= AIM =
Extract each line containing the string "所谓大数据".

= TASK DATA =
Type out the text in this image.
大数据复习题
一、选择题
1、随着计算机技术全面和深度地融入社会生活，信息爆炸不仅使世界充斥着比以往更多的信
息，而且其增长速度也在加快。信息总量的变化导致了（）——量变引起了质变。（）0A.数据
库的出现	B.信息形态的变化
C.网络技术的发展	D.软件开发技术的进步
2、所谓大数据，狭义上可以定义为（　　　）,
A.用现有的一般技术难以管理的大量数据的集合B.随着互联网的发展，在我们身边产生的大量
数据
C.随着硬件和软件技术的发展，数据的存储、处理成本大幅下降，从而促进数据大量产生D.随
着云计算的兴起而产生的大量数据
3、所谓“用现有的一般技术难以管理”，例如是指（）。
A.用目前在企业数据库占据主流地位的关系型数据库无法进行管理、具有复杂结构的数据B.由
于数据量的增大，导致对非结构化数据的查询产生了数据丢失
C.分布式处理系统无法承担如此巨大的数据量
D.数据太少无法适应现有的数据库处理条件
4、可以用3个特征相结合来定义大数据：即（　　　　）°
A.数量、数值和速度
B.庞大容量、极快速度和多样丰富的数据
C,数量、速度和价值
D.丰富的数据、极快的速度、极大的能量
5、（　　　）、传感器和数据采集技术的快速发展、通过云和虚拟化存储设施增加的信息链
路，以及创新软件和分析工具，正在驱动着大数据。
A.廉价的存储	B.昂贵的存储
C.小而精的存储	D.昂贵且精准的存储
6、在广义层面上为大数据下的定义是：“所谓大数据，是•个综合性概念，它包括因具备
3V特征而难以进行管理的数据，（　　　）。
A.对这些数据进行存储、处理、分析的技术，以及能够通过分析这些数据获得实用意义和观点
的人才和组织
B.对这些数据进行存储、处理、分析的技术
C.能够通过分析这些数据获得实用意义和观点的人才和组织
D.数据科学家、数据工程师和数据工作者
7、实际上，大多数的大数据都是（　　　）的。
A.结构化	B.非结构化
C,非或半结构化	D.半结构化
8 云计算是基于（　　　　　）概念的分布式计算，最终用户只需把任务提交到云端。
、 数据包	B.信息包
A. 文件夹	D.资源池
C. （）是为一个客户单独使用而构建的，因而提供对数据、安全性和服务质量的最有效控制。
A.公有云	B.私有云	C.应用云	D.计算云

= FULL RESPONSE =
2、所谓大数据，狭义上可以定义为（　　　）,
6、在广义层面上为大数据下的定义是：“所谓大数据，是•个综合性概念，它包括因具备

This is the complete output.